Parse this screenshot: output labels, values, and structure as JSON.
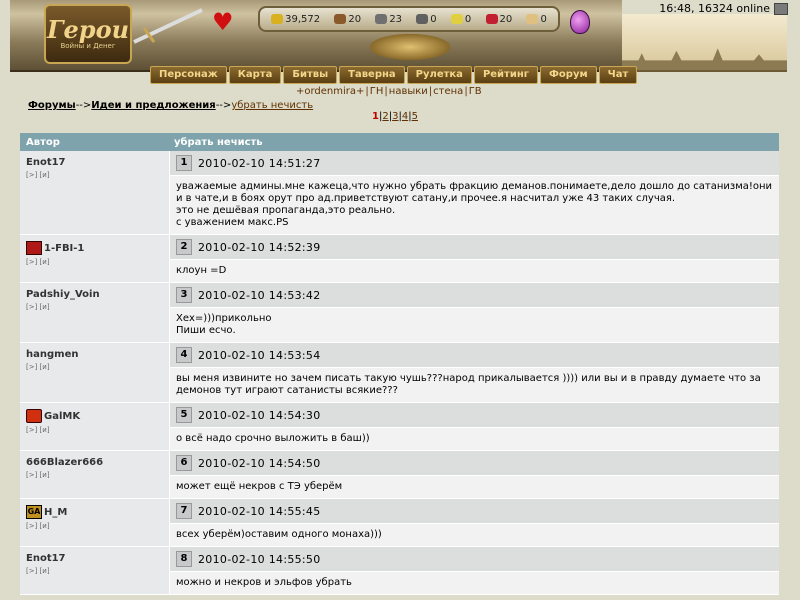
{
  "header": {
    "logo_main": "Герои",
    "logo_sub": "Войны и Денег",
    "time_online": "16:48, 16324 online",
    "resources": [
      {
        "icon": "gold-icon",
        "color": "#d8b020",
        "value": "39,572"
      },
      {
        "icon": "wood-icon",
        "color": "#8a5a2a",
        "value": "20"
      },
      {
        "icon": "ore-icon",
        "color": "#707070",
        "value": "23"
      },
      {
        "icon": "mercury-icon",
        "color": "#606060",
        "value": "0"
      },
      {
        "icon": "sulfur-icon",
        "color": "#e0d040",
        "value": "0"
      },
      {
        "icon": "crystal-icon",
        "color": "#c02030",
        "value": "20"
      },
      {
        "icon": "gems-icon",
        "color": "#e0c080",
        "value": "0"
      }
    ]
  },
  "menu": [
    "Персонаж",
    "Карта",
    "Битвы",
    "Таверна",
    "Рулетка",
    "Рейтинг",
    "Форум",
    "Чат"
  ],
  "submenu": [
    "+ordenmira+",
    "ГН",
    "навыки",
    "стена",
    "ГВ"
  ],
  "breadcrumb": {
    "forums": "Форумы",
    "arrow": "-->",
    "section": "Идеи и предложения",
    "topic": "убрать нечисть"
  },
  "pages": {
    "current": "1",
    "others": [
      "2",
      "3",
      "4",
      "5"
    ]
  },
  "table": {
    "col_author": "Автор",
    "col_topic": "убрать нечисть",
    "author_links": "[>] [и]",
    "posts": [
      {
        "no": "1",
        "author": "Enot17",
        "avatar": "",
        "date": "2010-02-10 14:51:27",
        "text": [
          "уважаемые админы.мне кажеца,что нужно убрать фракцию деманов.понимаете,дело дошло до сатанизма!они и в чате,и в боях орут про ад.приветствуют сатану,и прочее.я насчитал уже 43 таких случая.",
          "это не дешёвая пропаганда,это реально.",
          "с уважением макс.PS"
        ]
      },
      {
        "no": "2",
        "author": "1-FBI-1",
        "avatar": "av-red",
        "date": "2010-02-10 14:52:39",
        "text": [
          "клоун =D"
        ]
      },
      {
        "no": "3",
        "author": "Padshiy_Voin",
        "avatar": "",
        "date": "2010-02-10 14:53:42",
        "text": [
          "Хех=)))прикольно",
          "Пиши есчо."
        ]
      },
      {
        "no": "4",
        "author": "hangmen",
        "avatar": "",
        "date": "2010-02-10 14:53:54",
        "text": [
          "вы меня извините но зачем писать такую чушь???народ прикалывается )))) или вы и в правду думаете что за демонов тут играют сатанисты всякие???"
        ]
      },
      {
        "no": "5",
        "author": "GalMK",
        "avatar": "av-cube",
        "date": "2010-02-10 14:54:30",
        "text": [
          "о всё надо срочно выложить в баш))"
        ]
      },
      {
        "no": "6",
        "author": "666Blazer666",
        "avatar": "",
        "date": "2010-02-10 14:54:50",
        "text": [
          "может ещё некров с ТЭ уберём"
        ]
      },
      {
        "no": "7",
        "author": "H_M",
        "avatar": "av-ga",
        "avatar_text": "GA",
        "date": "2010-02-10 14:55:45",
        "text": [
          "всех уберём)оставим одного монаха)))"
        ]
      },
      {
        "no": "8",
        "author": "Enot17",
        "avatar": "",
        "date": "2010-02-10 14:55:50",
        "text": [
          "можно и некров и эльфов убрать"
        ]
      }
    ]
  }
}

▶ _Your objective_
Return from the data every line that holds "убрать".

▶ _Exercise response_
    "topic": "убрать нечисть"
    "col_topic": "убрать нечисть",
          "уважаемые админы.мне кажеца,что нужно убрать фракцию деманов.понимаете,дело дошло до сатанизма!они и в чате,и в боях орут про ад.приветствуют сатану,и прочее.я насчитал уже 43 таких случая.",
          "можно и некров и эльфов убрать"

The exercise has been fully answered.